WHAT YOU SHOULD DO:
Every line with the string "title" should be gathered.

EXERCISE MATERIAL:
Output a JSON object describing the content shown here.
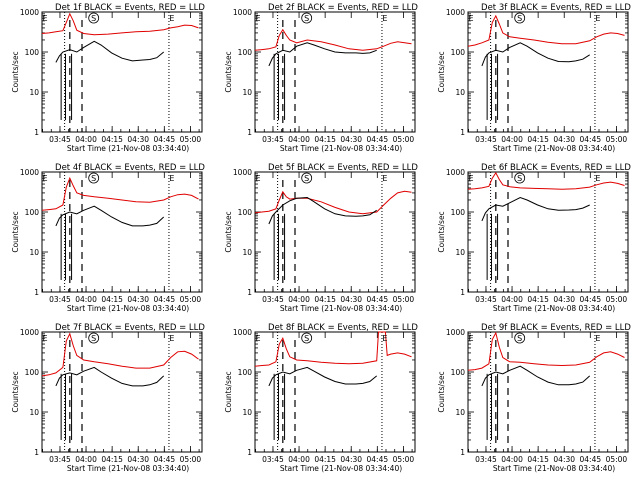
{
  "chart_data": [
    {
      "type": "line",
      "title": "Det 1f BLACK = Events, RED = LLD",
      "xlabel": "Start Time (21-Nov-08 03:34:40)",
      "ylabel": "Counts/sec",
      "x_ticks": [
        "03:45",
        "04:00",
        "04:15",
        "04:30",
        "04:45",
        "05:00"
      ],
      "y_ticks": [
        "1",
        "10",
        "100",
        "1000"
      ],
      "ylim": [
        1,
        1000
      ],
      "xlim_minutes": [
        0,
        92
      ],
      "log_y": true,
      "markers": [
        "E",
        "S",
        "E"
      ],
      "marker_times": [
        0,
        28,
        73
      ],
      "dotted_lines_minutes": [
        13,
        73
      ],
      "dashed_lines_minutes": [
        16,
        23
      ],
      "series": [
        {
          "name": "LLD",
          "color": "#e00000",
          "x": [
            0,
            4,
            8,
            12,
            14,
            16,
            18,
            20,
            24,
            30,
            38,
            46,
            54,
            62,
            70,
            74,
            78,
            82,
            86,
            90
          ],
          "y": [
            290,
            300,
            320,
            340,
            550,
            900,
            600,
            350,
            290,
            270,
            280,
            300,
            320,
            330,
            360,
            400,
            430,
            470,
            460,
            400
          ]
        },
        {
          "name": "Events",
          "color": "#000000",
          "x": [
            8,
            10,
            12,
            16,
            20,
            24,
            30,
            34,
            40,
            46,
            52,
            58,
            62,
            66,
            70
          ],
          "y": [
            55,
            80,
            100,
            115,
            100,
            130,
            185,
            150,
            95,
            70,
            60,
            63,
            65,
            72,
            100
          ]
        }
      ]
    },
    {
      "type": "line",
      "title": "Det 2f BLACK = Events, RED = LLD",
      "xlabel": "Start Time (21-Nov-08 03:34:40)",
      "ylabel": "Counts/sec",
      "x_ticks": [
        "03:45",
        "04:00",
        "04:15",
        "04:30",
        "04:45",
        "05:00"
      ],
      "y_ticks": [
        "1",
        "10",
        "100",
        "1000"
      ],
      "ylim": [
        1,
        1000
      ],
      "xlim_minutes": [
        0,
        92
      ],
      "log_y": true,
      "markers": [
        "E",
        "S",
        "E"
      ],
      "marker_times": [
        0,
        28,
        73
      ],
      "dotted_lines_minutes": [
        13,
        73
      ],
      "dashed_lines_minutes": [
        16,
        23
      ],
      "series": [
        {
          "name": "LLD",
          "color": "#e00000",
          "x": [
            0,
            4,
            8,
            12,
            14,
            16,
            18,
            20,
            24,
            30,
            38,
            46,
            54,
            62,
            70,
            74,
            78,
            82,
            86,
            90
          ],
          "y": [
            110,
            115,
            120,
            135,
            260,
            360,
            260,
            200,
            170,
            200,
            180,
            150,
            120,
            110,
            120,
            140,
            165,
            180,
            170,
            160
          ]
        },
        {
          "name": "Events",
          "color": "#000000",
          "x": [
            8,
            10,
            12,
            16,
            20,
            24,
            30,
            34,
            40,
            46,
            52,
            58,
            62,
            66,
            70
          ],
          "y": [
            45,
            70,
            90,
            110,
            100,
            140,
            170,
            150,
            120,
            100,
            95,
            95,
            92,
            95,
            110
          ]
        }
      ]
    },
    {
      "type": "line",
      "title": "Det 3f BLACK = Events, RED = LLD",
      "xlabel": "Start Time (21-Nov-08 03:34:40)",
      "ylabel": "Counts/sec",
      "x_ticks": [
        "03:45",
        "04:00",
        "04:15",
        "04:30",
        "04:45",
        "05:00"
      ],
      "y_ticks": [
        "1",
        "10",
        "100",
        "1000"
      ],
      "ylim": [
        1,
        1000
      ],
      "xlim_minutes": [
        0,
        92
      ],
      "log_y": true,
      "markers": [
        "E",
        "S",
        "E"
      ],
      "marker_times": [
        0,
        28,
        73
      ],
      "dotted_lines_minutes": [
        13,
        73
      ],
      "dashed_lines_minutes": [
        16,
        23
      ],
      "series": [
        {
          "name": "LLD",
          "color": "#e00000",
          "x": [
            0,
            4,
            8,
            12,
            14,
            16,
            18,
            20,
            24,
            30,
            38,
            46,
            54,
            62,
            70,
            74,
            78,
            82,
            86,
            90
          ],
          "y": [
            140,
            150,
            170,
            200,
            550,
            800,
            500,
            300,
            240,
            220,
            200,
            175,
            160,
            160,
            190,
            240,
            280,
            300,
            290,
            260
          ]
        },
        {
          "name": "Events",
          "color": "#000000",
          "x": [
            8,
            10,
            12,
            16,
            20,
            24,
            30,
            34,
            40,
            46,
            52,
            58,
            62,
            66,
            70
          ],
          "y": [
            45,
            75,
            95,
            110,
            100,
            130,
            170,
            140,
            95,
            70,
            58,
            57,
            60,
            66,
            85
          ]
        }
      ]
    },
    {
      "type": "line",
      "title": "Det 4f BLACK = Events, RED = LLD",
      "xlabel": "Start Time (21-Nov-08 03:34:40)",
      "ylabel": "Counts/sec",
      "x_ticks": [
        "03:45",
        "04:00",
        "04:15",
        "04:30",
        "04:45",
        "05:00"
      ],
      "y_ticks": [
        "1",
        "10",
        "100",
        "1000"
      ],
      "ylim": [
        1,
        1000
      ],
      "xlim_minutes": [
        0,
        92
      ],
      "log_y": true,
      "markers": [
        "E",
        "S",
        "E"
      ],
      "marker_times": [
        0,
        28,
        73
      ],
      "dotted_lines_minutes": [
        13,
        73
      ],
      "dashed_lines_minutes": [
        16,
        23
      ],
      "series": [
        {
          "name": "LLD",
          "color": "#e00000",
          "x": [
            0,
            4,
            8,
            12,
            14,
            16,
            18,
            20,
            24,
            30,
            38,
            46,
            54,
            62,
            70,
            74,
            78,
            82,
            86,
            90
          ],
          "y": [
            110,
            115,
            120,
            150,
            420,
            700,
            450,
            300,
            260,
            240,
            220,
            200,
            180,
            175,
            200,
            240,
            270,
            280,
            260,
            210
          ]
        },
        {
          "name": "Events",
          "color": "#000000",
          "x": [
            8,
            10,
            12,
            16,
            20,
            24,
            30,
            34,
            40,
            46,
            52,
            58,
            62,
            66,
            70
          ],
          "y": [
            45,
            70,
            85,
            100,
            90,
            110,
            140,
            110,
            75,
            55,
            45,
            45,
            47,
            52,
            75
          ]
        }
      ]
    },
    {
      "type": "line",
      "title": "Det 5f BLACK = Events, RED = LLD",
      "xlabel": "Start Time (21-Nov-08 03:34:40)",
      "ylabel": "Counts/sec",
      "x_ticks": [
        "03:45",
        "04:00",
        "04:15",
        "04:30",
        "04:45",
        "05:00"
      ],
      "y_ticks": [
        "1",
        "10",
        "100",
        "1000"
      ],
      "ylim": [
        1,
        1000
      ],
      "xlim_minutes": [
        0,
        92
      ],
      "log_y": true,
      "markers": [
        "E",
        "S",
        "E"
      ],
      "marker_times": [
        0,
        28,
        73
      ],
      "dotted_lines_minutes": [
        13,
        73
      ],
      "dashed_lines_minutes": [
        16,
        23
      ],
      "series": [
        {
          "name": "LLD",
          "color": "#e00000",
          "x": [
            0,
            4,
            8,
            12,
            14,
            16,
            18,
            20,
            24,
            30,
            38,
            46,
            54,
            62,
            70,
            74,
            78,
            82,
            86,
            90
          ],
          "y": [
            95,
            100,
            105,
            120,
            200,
            320,
            240,
            210,
            220,
            220,
            180,
            130,
            100,
            90,
            100,
            150,
            220,
            300,
            330,
            310
          ]
        },
        {
          "name": "Events",
          "color": "#000000",
          "x": [
            8,
            10,
            12,
            16,
            20,
            24,
            30,
            34,
            40,
            46,
            52,
            58,
            62,
            66,
            70
          ],
          "y": [
            50,
            80,
            100,
            150,
            190,
            220,
            230,
            180,
            120,
            90,
            80,
            78,
            80,
            85,
            110
          ]
        }
      ]
    },
    {
      "type": "line",
      "title": "Det 6f BLACK = Events, RED = LLD",
      "xlabel": "Start Time (21-Nov-08 03:34:40)",
      "ylabel": "Counts/sec",
      "x_ticks": [
        "03:45",
        "04:00",
        "04:15",
        "04:30",
        "04:45",
        "05:00"
      ],
      "y_ticks": [
        "1",
        "10",
        "100",
        "1000"
      ],
      "ylim": [
        1,
        1000
      ],
      "xlim_minutes": [
        0,
        92
      ],
      "log_y": true,
      "markers": [
        "E",
        "S",
        "E"
      ],
      "marker_times": [
        0,
        28,
        73
      ],
      "dotted_lines_minutes": [
        13,
        73
      ],
      "dashed_lines_minutes": [
        16,
        23
      ],
      "series": [
        {
          "name": "LLD",
          "color": "#e00000",
          "x": [
            0,
            4,
            8,
            12,
            14,
            16,
            18,
            20,
            24,
            30,
            38,
            46,
            54,
            62,
            70,
            74,
            78,
            82,
            86,
            90
          ],
          "y": [
            370,
            380,
            400,
            440,
            700,
            950,
            650,
            480,
            430,
            400,
            390,
            380,
            370,
            380,
            420,
            480,
            530,
            560,
            520,
            460
          ]
        },
        {
          "name": "Events",
          "color": "#000000",
          "x": [
            8,
            10,
            12,
            16,
            20,
            24,
            30,
            34,
            40,
            46,
            52,
            58,
            62,
            66,
            70
          ],
          "y": [
            60,
            95,
            120,
            150,
            140,
            170,
            230,
            200,
            150,
            120,
            110,
            112,
            115,
            125,
            150
          ]
        }
      ]
    },
    {
      "type": "line",
      "title": "Det 7f BLACK = Events, RED = LLD",
      "xlabel": "Start Time (21-Nov-08 03:34:40)",
      "ylabel": "Counts/sec",
      "x_ticks": [
        "03:45",
        "04:00",
        "04:15",
        "04:30",
        "04:45",
        "05:00"
      ],
      "y_ticks": [
        "1",
        "10",
        "100",
        "1000"
      ],
      "ylim": [
        1,
        1000
      ],
      "xlim_minutes": [
        0,
        92
      ],
      "log_y": true,
      "markers": [
        "E",
        "S",
        "E"
      ],
      "marker_times": [
        0,
        28,
        73
      ],
      "dotted_lines_minutes": [
        13,
        73
      ],
      "dashed_lines_minutes": [
        16,
        23
      ],
      "series": [
        {
          "name": "LLD",
          "color": "#e00000",
          "x": [
            0,
            4,
            8,
            12,
            14,
            16,
            18,
            20,
            24,
            30,
            38,
            46,
            54,
            62,
            70,
            74,
            78,
            82,
            86,
            90
          ],
          "y": [
            80,
            85,
            95,
            130,
            600,
            900,
            450,
            260,
            200,
            180,
            160,
            140,
            125,
            125,
            150,
            230,
            320,
            330,
            280,
            210
          ]
        },
        {
          "name": "Events",
          "color": "#000000",
          "x": [
            8,
            10,
            12,
            16,
            20,
            24,
            30,
            34,
            40,
            46,
            52,
            58,
            62,
            66,
            70
          ],
          "y": [
            45,
            70,
            85,
            95,
            85,
            105,
            130,
            100,
            70,
            52,
            45,
            45,
            48,
            55,
            80
          ]
        }
      ]
    },
    {
      "type": "line",
      "title": "Det 8f BLACK = Events, RED = LLD",
      "xlabel": "Start Time (21-Nov-08 03:34:40)",
      "ylabel": "Counts/sec",
      "x_ticks": [
        "03:45",
        "04:00",
        "04:15",
        "04:30",
        "04:45",
        "05:00"
      ],
      "y_ticks": [
        "1",
        "10",
        "100",
        "1000"
      ],
      "ylim": [
        1,
        1000
      ],
      "xlim_minutes": [
        0,
        92
      ],
      "log_y": true,
      "markers": [
        "E",
        "S",
        "E"
      ],
      "marker_times": [
        0,
        28,
        73
      ],
      "dotted_lines_minutes": [
        13,
        73
      ],
      "dashed_lines_minutes": [
        16,
        23
      ],
      "series": [
        {
          "name": "LLD",
          "color": "#e00000",
          "x": [
            0,
            4,
            8,
            12,
            14,
            16,
            18,
            20,
            24,
            30,
            38,
            46,
            54,
            62,
            70,
            71,
            72,
            74,
            75,
            76,
            78,
            82,
            86,
            90
          ],
          "y": [
            140,
            145,
            150,
            180,
            500,
            700,
            380,
            240,
            200,
            190,
            175,
            165,
            160,
            165,
            190,
            1000,
            1000,
            1000,
            1000,
            260,
            280,
            300,
            280,
            240
          ]
        },
        {
          "name": "Events",
          "color": "#000000",
          "x": [
            8,
            10,
            12,
            16,
            20,
            24,
            30,
            34,
            40,
            46,
            52,
            58,
            62,
            66,
            70
          ],
          "y": [
            45,
            70,
            85,
            100,
            90,
            110,
            130,
            105,
            75,
            58,
            50,
            50,
            52,
            58,
            80
          ]
        }
      ]
    },
    {
      "type": "line",
      "title": "Det 9f BLACK = Events, RED = LLD",
      "xlabel": "Start Time (21-Nov-08 03:34:40)",
      "ylabel": "Counts/sec",
      "x_ticks": [
        "03:45",
        "04:00",
        "04:15",
        "04:30",
        "04:45",
        "05:00"
      ],
      "y_ticks": [
        "1",
        "10",
        "100",
        "1000"
      ],
      "ylim": [
        1,
        1000
      ],
      "xlim_minutes": [
        0,
        92
      ],
      "log_y": true,
      "markers": [
        "E",
        "S",
        "E"
      ],
      "marker_times": [
        0,
        28,
        73
      ],
      "dotted_lines_minutes": [
        13,
        73
      ],
      "dashed_lines_minutes": [
        16,
        23
      ],
      "series": [
        {
          "name": "LLD",
          "color": "#e00000",
          "x": [
            0,
            4,
            8,
            12,
            14,
            16,
            18,
            20,
            24,
            30,
            38,
            46,
            54,
            62,
            70,
            74,
            78,
            82,
            86,
            90
          ],
          "y": [
            110,
            115,
            125,
            160,
            650,
            950,
            420,
            230,
            180,
            175,
            160,
            150,
            145,
            150,
            175,
            240,
            300,
            320,
            280,
            230
          ]
        },
        {
          "name": "Events",
          "color": "#000000",
          "x": [
            8,
            10,
            12,
            16,
            20,
            24,
            30,
            34,
            40,
            46,
            52,
            58,
            62,
            66,
            70
          ],
          "y": [
            45,
            70,
            85,
            100,
            90,
            110,
            140,
            110,
            75,
            56,
            48,
            48,
            50,
            56,
            80
          ]
        }
      ]
    }
  ]
}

EXERCISE SOLUTION:
      "title": "Det 1f BLACK = Events, RED = LLD",
      "title": "Det 2f BLACK = Events, RED = LLD",
      "title": "Det 3f BLACK = Events, RED = LLD",
      "title": "Det 4f BLACK = Events, RED = LLD",
      "title": "Det 5f BLACK = Events, RED = LLD",
      "title": "Det 6f BLACK = Events, RED = LLD",
      "title": "Det 7f BLACK = Events, RED = LLD",
      "title": "Det 8f BLACK = Events, RED = LLD",
      "title": "Det 9f BLACK = Events, RED = LLD",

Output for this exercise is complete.